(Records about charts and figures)
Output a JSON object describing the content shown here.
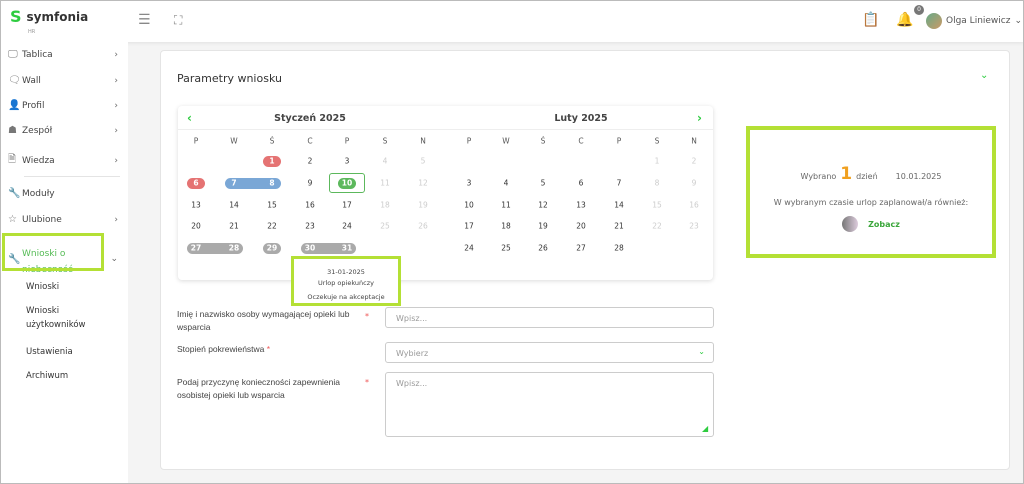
{
  "header": {
    "logo": "symfonia",
    "logo_sub": "HR",
    "notification_count": "0",
    "user_name": "Olga Liniewicz"
  },
  "sidebar": {
    "items": [
      {
        "label": "Tablica",
        "icon": "monitor-icon",
        "chevron": true
      },
      {
        "label": "Wall",
        "icon": "chat-icon",
        "chevron": true
      },
      {
        "label": "Profil",
        "icon": "user-icon",
        "chevron": true
      },
      {
        "label": "Zespół",
        "icon": "team-icon",
        "chevron": true
      },
      {
        "label": "Wiedza",
        "icon": "document-icon",
        "chevron": true
      },
      {
        "label": "Moduły",
        "icon": "wrench-icon",
        "chevron": false
      },
      {
        "label": "Ulubione",
        "icon": "star-icon",
        "chevron": true
      },
      {
        "label": "Wnioski o niebecność",
        "icon": "wrench-icon",
        "chevron": true,
        "active": true
      }
    ],
    "subitems": [
      "Wnioski",
      "Wnioski użytkowników",
      "Ustawienia",
      "Archiwum"
    ]
  },
  "card": {
    "title": "Parametry wniosku"
  },
  "calendar": {
    "weekdays": [
      "P",
      "W",
      "Ś",
      "C",
      "P",
      "S",
      "N"
    ],
    "months": [
      {
        "title": "Styczeń 2025",
        "days": 31,
        "offset": 2
      },
      {
        "title": "Luty 2025",
        "days": 28,
        "offset": 5
      }
    ],
    "marked": [
      {
        "month": 0,
        "from": 1,
        "to": 1,
        "color": "#e57373"
      },
      {
        "month": 0,
        "from": 6,
        "to": 6,
        "color": "#e57373"
      },
      {
        "month": 0,
        "from": 7,
        "to": 8,
        "color": "#7aa7d6"
      },
      {
        "month": 0,
        "from": 10,
        "to": 10,
        "color": "#5cb85c",
        "selected": true
      },
      {
        "month": 0,
        "from": 27,
        "to": 28,
        "color": "#aaaaaa"
      },
      {
        "month": 0,
        "from": 29,
        "to": 29,
        "color": "#aaaaaa"
      },
      {
        "month": 0,
        "from": 30,
        "to": 31,
        "color": "#aaaaaa"
      }
    ],
    "tooltip": {
      "date": "31-01-2025",
      "type": "Urlop opiekuńczy",
      "status": "Oczekuje na akceptacje"
    }
  },
  "form": {
    "fields": [
      {
        "label": "Imię i nazwisko osoby wymagającej opieki lub wsparcia",
        "placeholder": "Wpisz..."
      },
      {
        "label": "Stopień pokrewieństwa",
        "placeholder": "Wybierz"
      },
      {
        "label": "Podaj przyczynę konieczności zapewnienia osobistej opieki lub wsparcia",
        "placeholder": "Wpisz..."
      }
    ]
  },
  "summary": {
    "selected_prefix": "Wybrano",
    "count": "1",
    "unit": "dzień",
    "date": "10.01.2025",
    "also_text": "W wybranym czasie urlop zaplanował/a również:",
    "link": "Zobacz"
  },
  "colors": {
    "accent": "#2ecc40",
    "highlight": "#b4e035",
    "count": "#f0a020"
  }
}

Written instruction:
Without including any pictures, reproduce the listing exactly.

Answer in full:
Output a JSON object describing the content shown here.
{
  "header": {
    "logo": "symfonia",
    "logo_sub": "HR",
    "notification_count": "0",
    "user_name": "Olga Liniewicz"
  },
  "sidebar": {
    "items": [
      {
        "label": "Tablica",
        "icon": "monitor-icon",
        "chevron": true
      },
      {
        "label": "Wall",
        "icon": "chat-icon",
        "chevron": true
      },
      {
        "label": "Profil",
        "icon": "user-icon",
        "chevron": true
      },
      {
        "label": "Zespół",
        "icon": "team-icon",
        "chevron": true
      },
      {
        "label": "Wiedza",
        "icon": "document-icon",
        "chevron": true
      },
      {
        "label": "Moduły",
        "icon": "wrench-icon",
        "chevron": false
      },
      {
        "label": "Ulubione",
        "icon": "star-icon",
        "chevron": true
      },
      {
        "label": "Wnioski o niebecność",
        "icon": "wrench-icon",
        "chevron": true,
        "active": true
      }
    ],
    "subitems": [
      "Wnioski",
      "Wnioski użytkowników",
      "Ustawienia",
      "Archiwum"
    ]
  },
  "card": {
    "title": "Parametry wniosku"
  },
  "calendar": {
    "weekdays": [
      "P",
      "W",
      "Ś",
      "C",
      "P",
      "S",
      "N"
    ],
    "months": [
      {
        "title": "Styczeń 2025",
        "days": 31,
        "offset": 2
      },
      {
        "title": "Luty 2025",
        "days": 28,
        "offset": 5
      }
    ],
    "marked": [
      {
        "month": 0,
        "from": 1,
        "to": 1,
        "color": "#e57373"
      },
      {
        "month": 0,
        "from": 6,
        "to": 6,
        "color": "#e57373"
      },
      {
        "month": 0,
        "from": 7,
        "to": 8,
        "color": "#7aa7d6"
      },
      {
        "month": 0,
        "from": 10,
        "to": 10,
        "color": "#5cb85c",
        "selected": true
      },
      {
        "month": 0,
        "from": 27,
        "to": 28,
        "color": "#aaaaaa"
      },
      {
        "month": 0,
        "from": 29,
        "to": 29,
        "color": "#aaaaaa"
      },
      {
        "month": 0,
        "from": 30,
        "to": 31,
        "color": "#aaaaaa"
      }
    ],
    "tooltip": {
      "date": "31-01-2025",
      "type": "Urlop opiekuńczy",
      "status": "Oczekuje na akceptacje"
    }
  },
  "form": {
    "fields": [
      {
        "label": "Imię i nazwisko osoby wymagającej opieki lub wsparcia",
        "placeholder": "Wpisz..."
      },
      {
        "label": "Stopień pokrewieństwa",
        "placeholder": "Wybierz"
      },
      {
        "label": "Podaj przyczynę konieczności zapewnienia osobistej opieki lub wsparcia",
        "placeholder": "Wpisz..."
      }
    ]
  },
  "summary": {
    "selected_prefix": "Wybrano",
    "count": "1",
    "unit": "dzień",
    "date": "10.01.2025",
    "also_text": "W wybranym czasie urlop zaplanował/a również:",
    "link": "Zobacz"
  },
  "colors": {
    "accent": "#2ecc40",
    "highlight": "#b4e035",
    "count": "#f0a020"
  }
}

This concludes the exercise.